## Aim of the exercise
Check each line of the entries below for the string "valables"; copy every line where it appears.

## Exercise materials
Begin

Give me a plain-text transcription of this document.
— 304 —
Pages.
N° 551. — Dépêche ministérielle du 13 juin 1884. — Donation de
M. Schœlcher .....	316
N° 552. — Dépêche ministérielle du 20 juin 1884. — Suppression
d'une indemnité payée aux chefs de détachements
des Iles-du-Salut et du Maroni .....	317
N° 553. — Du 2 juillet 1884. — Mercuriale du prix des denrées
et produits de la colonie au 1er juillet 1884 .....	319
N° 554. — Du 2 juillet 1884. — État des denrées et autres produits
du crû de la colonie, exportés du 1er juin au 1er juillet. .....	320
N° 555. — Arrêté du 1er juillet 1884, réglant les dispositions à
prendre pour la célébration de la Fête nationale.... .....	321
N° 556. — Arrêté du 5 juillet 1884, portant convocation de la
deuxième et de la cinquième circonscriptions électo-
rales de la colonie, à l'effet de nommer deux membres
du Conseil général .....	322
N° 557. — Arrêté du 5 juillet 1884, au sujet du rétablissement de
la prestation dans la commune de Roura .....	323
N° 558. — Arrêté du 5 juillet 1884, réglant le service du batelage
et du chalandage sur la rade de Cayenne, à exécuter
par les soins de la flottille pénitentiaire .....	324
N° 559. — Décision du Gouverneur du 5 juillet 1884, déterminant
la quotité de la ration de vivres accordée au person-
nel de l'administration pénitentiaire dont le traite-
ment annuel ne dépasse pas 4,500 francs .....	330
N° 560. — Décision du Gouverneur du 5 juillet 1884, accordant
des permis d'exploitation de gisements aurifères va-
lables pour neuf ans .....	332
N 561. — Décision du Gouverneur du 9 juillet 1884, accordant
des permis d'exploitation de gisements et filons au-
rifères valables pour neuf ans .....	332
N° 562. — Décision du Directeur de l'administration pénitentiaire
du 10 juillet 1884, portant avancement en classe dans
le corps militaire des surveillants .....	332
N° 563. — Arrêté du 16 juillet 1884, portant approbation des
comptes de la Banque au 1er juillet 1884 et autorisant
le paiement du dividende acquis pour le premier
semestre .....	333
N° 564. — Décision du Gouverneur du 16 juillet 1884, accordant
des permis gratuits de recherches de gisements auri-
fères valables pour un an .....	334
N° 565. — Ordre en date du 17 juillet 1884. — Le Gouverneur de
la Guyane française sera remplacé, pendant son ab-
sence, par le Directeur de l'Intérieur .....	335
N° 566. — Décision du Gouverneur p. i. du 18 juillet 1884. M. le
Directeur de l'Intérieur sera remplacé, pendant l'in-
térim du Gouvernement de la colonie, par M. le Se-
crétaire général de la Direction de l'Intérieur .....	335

End

## Exercise result
rifères valables pour neuf ans .....	332
fères valables pour un an .....	334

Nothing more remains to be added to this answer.